» **Instrucciones de tareas**
(A) Devuelva, del texto citado, el fragmento literal que comienza en las palabras que contienen "A mí, el trabajo" y termina después de "en el momento.".
(B) Enumere todas las etapas que, según el texto citado, componen el planteamiento del trabajo con una orquesta.

::: Texto citado :::

Sí. Se cae. Tienes que saber muy bien dónde te metes. Eso lo aprendes con los años, pero la vida también te va enseñando. Y la práctica es la práctica. Eso no lo vas a cambiar.
No, no. Nunca me lo plantearía. Son estructuras mastodónticas y eso no hay quien lo mueva.
Otra cosa es la música de cámara, en la que cuentas un poco con la complicidad de los intérpretes porque incluso hay relaciones de amistad y el calendario de trabajo te lo puedes tomar de otra manera. Ahí puedes ser un poquito más exigente contigo mismo al hacer determinadas cosas, pero en una obra orquestal tienes que tener mucho cuidado. Y eso se nota mucho en los compositores más jóvenes, más bisoños, en los que su primera obra se vuelve contra ellos.
Hace dos semanas di una charla en el Conservatorio a petición de Alicia Díaz. Quería que hablase sobre la versión para orquesta reducida de la Segunda de Mahler, cosa que agradecí porque disfruté mucho. Pues bien, al final, les di ese consejo porque eran todos alumnos de Composición: «tened mucho cuidado cuando compongáis para orquesta porque el planteamiento es este: lectura, ensayo general y concierto. Lo primero que tenéis que tener clarísimo es que el material que pongáis en los atriles tiene que estar perfecto. No puede haber ni un error, ni un error».
A mí, el trabajo con la Segunda de Mahler me ha costado un año entero, pero de ese año sólo tres meses y medio han sido de orquestación. El resto lo he tenido que dedicar a revisión. He hecho cinco revisiones. Y en la quinta todavía salían erratas. Y en los ensayos todavía aparecieron un par de fallos que me cabrearon muchísimo, aunque se resolvieron en el momento.
Pero si tú vas con una edición con muchos errores no se puede trabajar porque la orquesta está más tiempo corrigiendo que ensayando.

::: Entradas de datos :::

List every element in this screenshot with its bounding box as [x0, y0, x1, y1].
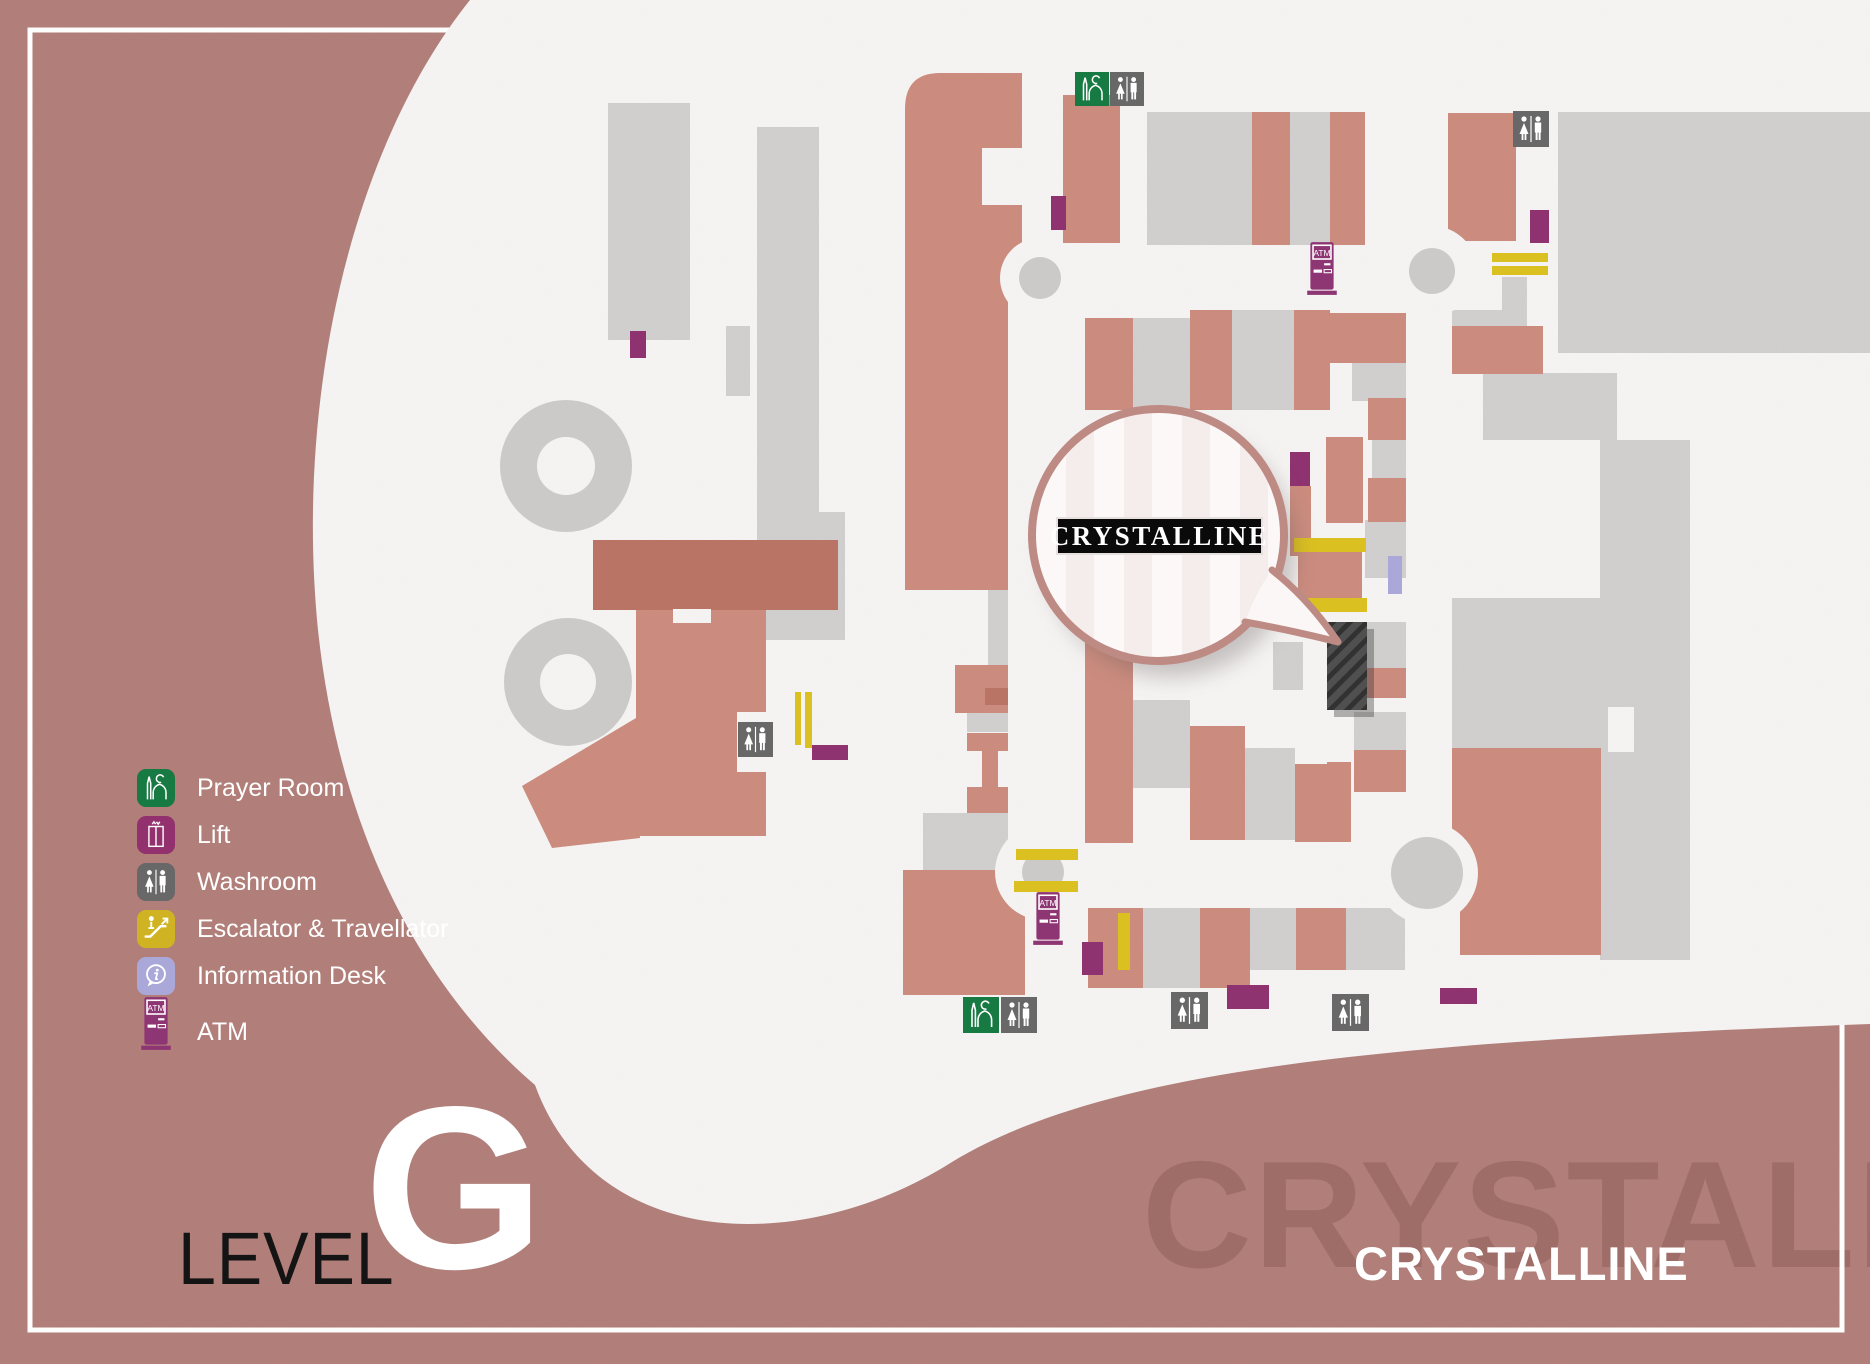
legend-label: Lift [197, 821, 230, 850]
washroom-icon [137, 863, 175, 901]
washroom-icon [1513, 111, 1549, 147]
legend-item-prayer-room: Prayer Room [137, 769, 449, 807]
atm-icon: ATM [1303, 240, 1341, 297]
legend: Prayer Room Lift Washroom [137, 769, 449, 1062]
prayer-room-icon [963, 997, 999, 1033]
prayer-room-icon [137, 769, 175, 807]
legend-item-washroom: Washroom [137, 863, 449, 901]
lift-icon [137, 816, 175, 854]
atm-icon: ATM [137, 1004, 175, 1042]
legend-label: ATM [197, 1018, 248, 1047]
legend-item-escalator: Escalator & Travellator [137, 910, 449, 948]
svg-text:ATM: ATM [1039, 898, 1056, 908]
level-word: LEVEL [178, 1216, 395, 1301]
level-letter: G [364, 1094, 544, 1284]
store-logo[interactable]: CRYSTALLINE [1056, 517, 1263, 555]
mall-directory-screen: CRYSTALLINE [0, 0, 1870, 1364]
washroom-icon [1001, 997, 1037, 1033]
footer-store-name: CRYSTALLINE [1354, 1236, 1689, 1291]
escalator-icon [137, 910, 175, 948]
svg-text:ATM: ATM [1313, 248, 1330, 258]
atm-icon: ATM [1029, 890, 1067, 947]
svg-text:ATM: ATM [147, 1002, 164, 1012]
legend-item-information-desk: Information Desk [137, 957, 449, 995]
legend-label: Escalator & Travellator [197, 915, 449, 944]
legend-label: Information Desk [197, 962, 386, 991]
washroom-icon [1332, 994, 1369, 1031]
washroom-icon [1110, 72, 1144, 106]
information-desk-icon [137, 957, 175, 995]
legend-item-lift: Lift [137, 816, 449, 854]
washroom-icon [738, 722, 773, 757]
legend-item-atm: ATM ATM [137, 1004, 449, 1062]
floor-map [0, 0, 1870, 1364]
legend-label: Prayer Room [197, 774, 344, 803]
washroom-icon [1171, 992, 1208, 1029]
grain-overlay [0, 0, 1870, 1364]
legend-label: Washroom [197, 868, 317, 897]
prayer-room-icon [1075, 72, 1109, 106]
store-callout-tail [1225, 550, 1355, 660]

:::

» **Soluciones por tarea**
(A)
A mí, el trabajo con la Segunda de Mahler me ha costado un año entero, pero de ese año sólo tres meses y medio han sido de orquestación. El resto lo he tenido que dedicar a revisión. He hecho cinco revisiones. Y en la quinta todavía salían erratas. Y en los ensayos todavía aparecieron un par de fallos que me cabrearon muchísimo, aunque se resolvieron en el momento.

(B) Lectura, ensayo general y concierto.